(Structured page parsing data)
%%

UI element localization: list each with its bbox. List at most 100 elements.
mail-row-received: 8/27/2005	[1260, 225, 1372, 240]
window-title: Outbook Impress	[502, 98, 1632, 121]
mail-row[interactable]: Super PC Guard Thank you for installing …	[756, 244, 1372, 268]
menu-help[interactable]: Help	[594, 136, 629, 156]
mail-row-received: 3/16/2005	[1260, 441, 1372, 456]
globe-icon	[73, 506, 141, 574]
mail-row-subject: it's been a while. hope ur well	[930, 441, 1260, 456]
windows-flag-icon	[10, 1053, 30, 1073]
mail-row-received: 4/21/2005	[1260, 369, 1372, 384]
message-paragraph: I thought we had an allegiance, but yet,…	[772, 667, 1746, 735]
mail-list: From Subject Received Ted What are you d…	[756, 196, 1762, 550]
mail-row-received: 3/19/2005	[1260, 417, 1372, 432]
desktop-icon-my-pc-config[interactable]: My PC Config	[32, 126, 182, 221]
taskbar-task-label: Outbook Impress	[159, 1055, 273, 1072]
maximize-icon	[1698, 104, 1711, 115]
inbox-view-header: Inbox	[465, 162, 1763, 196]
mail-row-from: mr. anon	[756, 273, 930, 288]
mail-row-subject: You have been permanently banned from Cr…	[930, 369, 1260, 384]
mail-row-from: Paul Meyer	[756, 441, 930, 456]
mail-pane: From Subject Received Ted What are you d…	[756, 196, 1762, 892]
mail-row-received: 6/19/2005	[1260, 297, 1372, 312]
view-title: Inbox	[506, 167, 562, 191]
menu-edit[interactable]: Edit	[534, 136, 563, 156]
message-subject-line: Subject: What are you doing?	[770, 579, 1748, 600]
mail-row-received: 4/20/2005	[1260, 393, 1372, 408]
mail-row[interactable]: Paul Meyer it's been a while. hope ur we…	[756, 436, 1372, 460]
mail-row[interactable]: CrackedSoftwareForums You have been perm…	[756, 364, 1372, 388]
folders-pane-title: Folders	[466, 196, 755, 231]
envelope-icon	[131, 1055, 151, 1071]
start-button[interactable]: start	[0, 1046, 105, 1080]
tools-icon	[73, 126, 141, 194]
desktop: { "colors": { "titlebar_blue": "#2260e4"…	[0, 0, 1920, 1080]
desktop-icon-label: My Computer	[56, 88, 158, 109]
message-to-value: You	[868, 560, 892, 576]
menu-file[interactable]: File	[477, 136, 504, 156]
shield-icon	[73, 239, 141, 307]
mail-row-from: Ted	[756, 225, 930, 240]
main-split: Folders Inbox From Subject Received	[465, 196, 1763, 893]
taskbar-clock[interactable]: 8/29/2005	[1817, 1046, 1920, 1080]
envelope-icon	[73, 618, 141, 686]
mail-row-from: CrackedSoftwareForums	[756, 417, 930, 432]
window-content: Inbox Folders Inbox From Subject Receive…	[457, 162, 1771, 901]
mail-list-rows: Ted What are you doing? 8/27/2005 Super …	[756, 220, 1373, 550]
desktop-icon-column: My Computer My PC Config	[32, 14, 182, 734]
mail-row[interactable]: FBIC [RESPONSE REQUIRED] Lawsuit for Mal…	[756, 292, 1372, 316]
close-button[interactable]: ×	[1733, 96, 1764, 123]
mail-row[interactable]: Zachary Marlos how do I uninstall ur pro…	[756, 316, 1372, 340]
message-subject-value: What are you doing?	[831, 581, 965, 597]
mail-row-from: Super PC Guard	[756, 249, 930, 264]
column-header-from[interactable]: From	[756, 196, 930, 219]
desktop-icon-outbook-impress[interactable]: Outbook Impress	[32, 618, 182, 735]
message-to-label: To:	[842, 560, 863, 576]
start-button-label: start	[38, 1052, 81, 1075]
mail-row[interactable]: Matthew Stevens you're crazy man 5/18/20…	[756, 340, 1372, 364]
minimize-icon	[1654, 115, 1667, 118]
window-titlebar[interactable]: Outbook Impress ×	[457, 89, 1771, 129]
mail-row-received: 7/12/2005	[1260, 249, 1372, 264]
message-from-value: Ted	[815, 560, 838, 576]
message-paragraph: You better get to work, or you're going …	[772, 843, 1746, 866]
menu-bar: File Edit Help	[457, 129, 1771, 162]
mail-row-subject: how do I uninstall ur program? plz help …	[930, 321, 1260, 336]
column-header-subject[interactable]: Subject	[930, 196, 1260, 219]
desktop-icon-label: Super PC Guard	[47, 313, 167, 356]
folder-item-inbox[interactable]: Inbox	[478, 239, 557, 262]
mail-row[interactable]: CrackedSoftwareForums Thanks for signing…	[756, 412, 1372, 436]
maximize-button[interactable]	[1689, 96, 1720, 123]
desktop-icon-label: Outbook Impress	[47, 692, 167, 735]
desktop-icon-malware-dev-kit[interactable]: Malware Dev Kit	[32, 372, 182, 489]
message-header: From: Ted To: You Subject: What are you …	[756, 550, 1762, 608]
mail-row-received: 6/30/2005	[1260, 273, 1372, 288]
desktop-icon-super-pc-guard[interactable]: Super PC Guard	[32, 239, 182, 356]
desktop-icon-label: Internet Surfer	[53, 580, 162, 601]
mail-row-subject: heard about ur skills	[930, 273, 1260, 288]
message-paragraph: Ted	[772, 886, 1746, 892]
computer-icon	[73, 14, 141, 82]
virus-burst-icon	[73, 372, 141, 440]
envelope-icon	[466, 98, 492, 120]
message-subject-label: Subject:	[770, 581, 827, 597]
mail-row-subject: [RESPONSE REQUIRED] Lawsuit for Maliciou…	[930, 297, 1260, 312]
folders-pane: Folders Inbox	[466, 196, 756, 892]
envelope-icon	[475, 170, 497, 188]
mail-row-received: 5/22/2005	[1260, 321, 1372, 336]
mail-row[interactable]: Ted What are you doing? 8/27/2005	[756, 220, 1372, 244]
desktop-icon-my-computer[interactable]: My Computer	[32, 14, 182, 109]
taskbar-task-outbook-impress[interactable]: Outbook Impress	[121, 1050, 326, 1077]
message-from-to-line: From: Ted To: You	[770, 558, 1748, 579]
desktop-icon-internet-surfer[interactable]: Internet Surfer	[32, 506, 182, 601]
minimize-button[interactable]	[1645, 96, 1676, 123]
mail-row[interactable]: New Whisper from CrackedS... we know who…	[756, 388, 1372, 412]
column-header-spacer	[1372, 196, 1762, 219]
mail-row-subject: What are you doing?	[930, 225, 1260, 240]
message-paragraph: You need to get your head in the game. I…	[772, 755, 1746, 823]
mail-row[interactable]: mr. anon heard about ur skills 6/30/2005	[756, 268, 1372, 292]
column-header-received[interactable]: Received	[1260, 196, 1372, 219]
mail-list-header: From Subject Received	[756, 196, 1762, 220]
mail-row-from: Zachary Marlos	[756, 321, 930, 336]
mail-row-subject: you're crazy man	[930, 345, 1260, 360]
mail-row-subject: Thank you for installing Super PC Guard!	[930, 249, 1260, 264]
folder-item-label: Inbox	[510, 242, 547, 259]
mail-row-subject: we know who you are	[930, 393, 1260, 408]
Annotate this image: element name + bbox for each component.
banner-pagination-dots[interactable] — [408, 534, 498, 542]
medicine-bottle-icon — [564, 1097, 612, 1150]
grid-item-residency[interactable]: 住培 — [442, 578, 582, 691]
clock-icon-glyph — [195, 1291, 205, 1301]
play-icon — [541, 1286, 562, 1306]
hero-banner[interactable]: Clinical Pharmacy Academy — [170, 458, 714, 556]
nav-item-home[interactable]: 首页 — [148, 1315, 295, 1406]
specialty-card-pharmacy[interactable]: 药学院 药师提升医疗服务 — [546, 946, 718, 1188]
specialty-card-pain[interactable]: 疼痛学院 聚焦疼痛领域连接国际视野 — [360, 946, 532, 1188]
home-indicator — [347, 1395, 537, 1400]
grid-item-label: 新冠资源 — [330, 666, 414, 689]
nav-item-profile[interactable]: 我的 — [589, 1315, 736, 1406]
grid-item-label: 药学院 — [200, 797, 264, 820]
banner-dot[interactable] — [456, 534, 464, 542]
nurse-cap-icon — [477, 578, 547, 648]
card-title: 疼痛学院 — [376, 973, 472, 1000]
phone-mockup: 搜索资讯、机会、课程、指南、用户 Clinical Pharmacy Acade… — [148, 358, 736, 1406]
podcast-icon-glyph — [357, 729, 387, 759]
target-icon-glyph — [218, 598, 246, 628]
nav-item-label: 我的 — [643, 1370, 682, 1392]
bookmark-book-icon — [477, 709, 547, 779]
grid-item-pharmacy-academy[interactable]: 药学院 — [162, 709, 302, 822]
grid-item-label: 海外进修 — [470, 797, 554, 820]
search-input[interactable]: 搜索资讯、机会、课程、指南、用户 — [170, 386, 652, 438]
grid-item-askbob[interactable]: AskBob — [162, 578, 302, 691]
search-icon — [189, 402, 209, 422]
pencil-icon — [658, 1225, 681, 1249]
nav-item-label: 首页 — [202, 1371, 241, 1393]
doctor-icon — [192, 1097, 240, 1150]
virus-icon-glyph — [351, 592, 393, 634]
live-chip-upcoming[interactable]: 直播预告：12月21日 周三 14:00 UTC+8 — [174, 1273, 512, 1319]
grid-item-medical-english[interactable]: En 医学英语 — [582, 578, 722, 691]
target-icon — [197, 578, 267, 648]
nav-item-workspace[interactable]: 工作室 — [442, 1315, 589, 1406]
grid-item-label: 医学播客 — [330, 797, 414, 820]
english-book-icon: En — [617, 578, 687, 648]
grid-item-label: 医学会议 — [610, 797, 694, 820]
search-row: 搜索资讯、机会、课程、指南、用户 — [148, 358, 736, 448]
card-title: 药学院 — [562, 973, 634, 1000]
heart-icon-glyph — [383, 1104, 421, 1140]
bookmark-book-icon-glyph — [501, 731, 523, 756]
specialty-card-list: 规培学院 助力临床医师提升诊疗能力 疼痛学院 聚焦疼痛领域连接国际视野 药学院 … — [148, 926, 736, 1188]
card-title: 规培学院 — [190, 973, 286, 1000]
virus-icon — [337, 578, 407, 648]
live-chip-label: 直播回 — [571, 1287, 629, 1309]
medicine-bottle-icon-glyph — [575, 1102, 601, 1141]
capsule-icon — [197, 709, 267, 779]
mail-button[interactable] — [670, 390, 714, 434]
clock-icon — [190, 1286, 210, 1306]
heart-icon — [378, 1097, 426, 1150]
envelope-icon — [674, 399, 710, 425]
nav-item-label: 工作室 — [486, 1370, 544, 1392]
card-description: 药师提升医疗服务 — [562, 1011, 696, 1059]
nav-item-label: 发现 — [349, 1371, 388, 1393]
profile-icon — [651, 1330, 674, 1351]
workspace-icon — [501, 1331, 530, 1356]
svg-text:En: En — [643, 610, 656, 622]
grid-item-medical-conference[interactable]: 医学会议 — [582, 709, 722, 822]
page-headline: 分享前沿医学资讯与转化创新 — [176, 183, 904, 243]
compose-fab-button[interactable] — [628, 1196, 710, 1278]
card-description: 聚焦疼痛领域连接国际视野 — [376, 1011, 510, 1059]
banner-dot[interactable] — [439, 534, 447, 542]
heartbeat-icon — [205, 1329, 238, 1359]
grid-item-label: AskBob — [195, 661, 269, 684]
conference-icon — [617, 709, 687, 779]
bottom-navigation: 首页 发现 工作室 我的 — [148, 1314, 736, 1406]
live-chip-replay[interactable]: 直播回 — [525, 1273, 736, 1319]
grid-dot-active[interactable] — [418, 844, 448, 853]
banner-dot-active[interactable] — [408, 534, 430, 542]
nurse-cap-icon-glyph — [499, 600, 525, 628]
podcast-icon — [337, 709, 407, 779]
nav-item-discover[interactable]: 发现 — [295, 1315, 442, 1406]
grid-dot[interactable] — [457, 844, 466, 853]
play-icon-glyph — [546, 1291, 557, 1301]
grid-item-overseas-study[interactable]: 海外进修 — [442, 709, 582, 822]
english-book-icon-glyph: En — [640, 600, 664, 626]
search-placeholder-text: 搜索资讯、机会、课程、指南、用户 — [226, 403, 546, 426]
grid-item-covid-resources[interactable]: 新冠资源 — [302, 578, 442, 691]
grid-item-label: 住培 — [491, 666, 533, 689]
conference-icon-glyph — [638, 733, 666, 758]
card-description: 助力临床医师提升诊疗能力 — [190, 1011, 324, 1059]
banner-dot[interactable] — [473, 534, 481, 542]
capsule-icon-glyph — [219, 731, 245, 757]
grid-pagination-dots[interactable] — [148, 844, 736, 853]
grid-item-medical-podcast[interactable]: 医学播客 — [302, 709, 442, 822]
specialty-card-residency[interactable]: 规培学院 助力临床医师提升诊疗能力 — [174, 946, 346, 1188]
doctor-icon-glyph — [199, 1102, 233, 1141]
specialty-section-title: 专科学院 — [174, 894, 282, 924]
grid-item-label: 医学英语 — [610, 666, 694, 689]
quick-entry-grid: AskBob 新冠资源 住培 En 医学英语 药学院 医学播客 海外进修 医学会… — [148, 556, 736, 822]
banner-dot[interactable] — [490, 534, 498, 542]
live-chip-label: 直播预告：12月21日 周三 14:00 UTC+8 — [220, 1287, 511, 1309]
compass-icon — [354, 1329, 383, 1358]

%%

* _Exercise aim_
The required answer is each line of the entries containing the string "taskbar".

* _Exercise output_
taskbar-task-label: Outbook Impress	[159, 1055, 273, 1072]
taskbar-clock[interactable]: 8/29/2005	[1817, 1046, 1920, 1080]
taskbar-task-outbook-impress[interactable]: Outbook Impress	[121, 1050, 326, 1077]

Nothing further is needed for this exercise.